Request —
Type out the data exactly as given. Skip any image.

>> START Recorded information

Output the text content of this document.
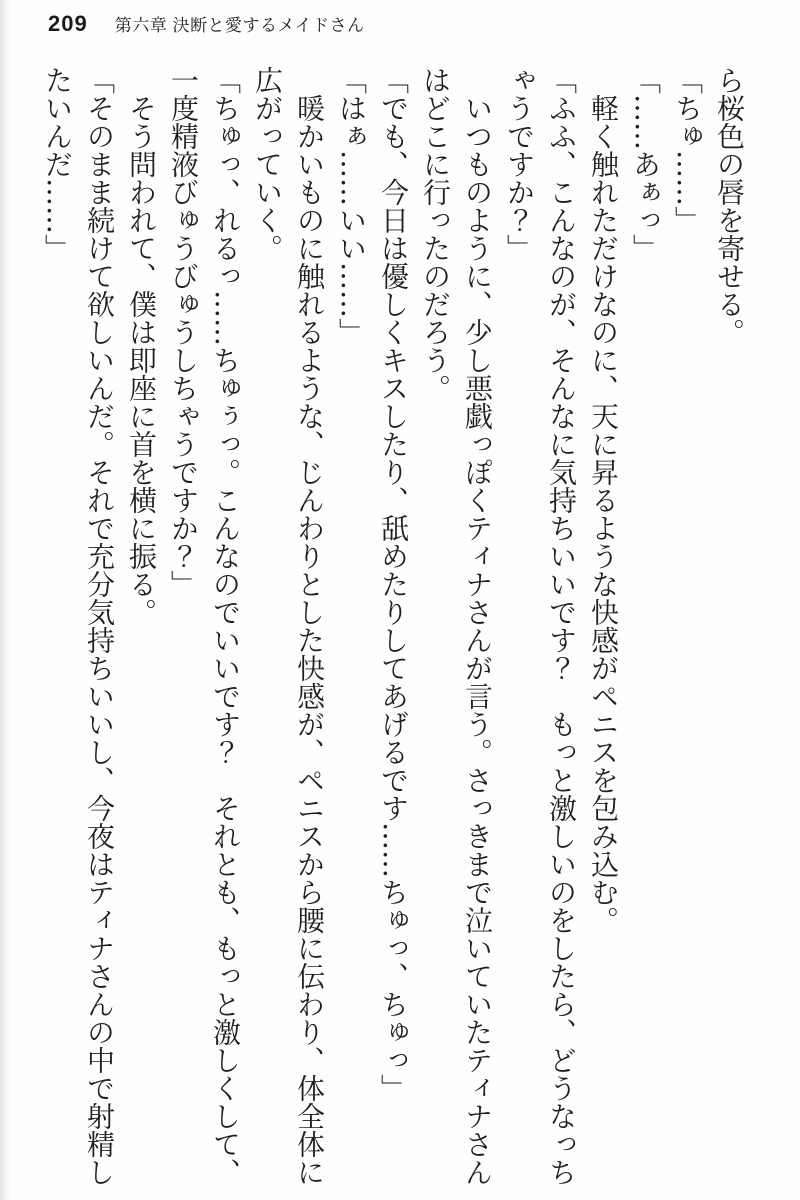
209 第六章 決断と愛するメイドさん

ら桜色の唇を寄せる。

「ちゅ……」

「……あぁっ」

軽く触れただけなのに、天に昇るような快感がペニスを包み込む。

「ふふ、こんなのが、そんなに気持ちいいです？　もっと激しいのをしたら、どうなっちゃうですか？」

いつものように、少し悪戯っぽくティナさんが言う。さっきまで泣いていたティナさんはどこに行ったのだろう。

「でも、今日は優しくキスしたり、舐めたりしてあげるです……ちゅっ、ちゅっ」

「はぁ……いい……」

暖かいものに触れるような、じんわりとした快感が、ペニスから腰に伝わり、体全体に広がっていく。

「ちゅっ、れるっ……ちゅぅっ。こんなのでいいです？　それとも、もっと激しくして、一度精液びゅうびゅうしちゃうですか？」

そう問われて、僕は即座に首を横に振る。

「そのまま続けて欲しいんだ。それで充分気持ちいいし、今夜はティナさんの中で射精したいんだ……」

>> END Recorded information

Exercise output —
Output the text content of this document.
209 第六章 決断と愛するメイドさん

ら桜色の唇を寄せる。

「ちゅ……」

「……あぁっ」

軽く触れただけなのに、天に昇るような快感がペニスを包み込む。

「ふふ、こんなのが、そんなに気持ちいいです？　もっと激しいのをしたら、どうなっちゃうですか？」

いつものように、少し悪戯っぽくティナさんが言う。さっきまで泣いていたティナさんはどこに行ったのだろう。

「でも、今日は優しくキスしたり、舐めたりしてあげるです……ちゅっ、ちゅっ」

「はぁ……いい……」

暖かいものに触れるような、じんわりとした快感が、ペニスから腰に伝わり、体全体に広がっていく。

「ちゅっ、れるっ……ちゅぅっ。こんなのでいいです？　それとも、もっと激しくして、一度精液びゅうびゅうしちゃうですか？」

そう問われて、僕は即座に首を横に振る。

「そのまま続けて欲しいんだ。それで充分気持ちいいし、今夜はティナさんの中で射精したいんだ……」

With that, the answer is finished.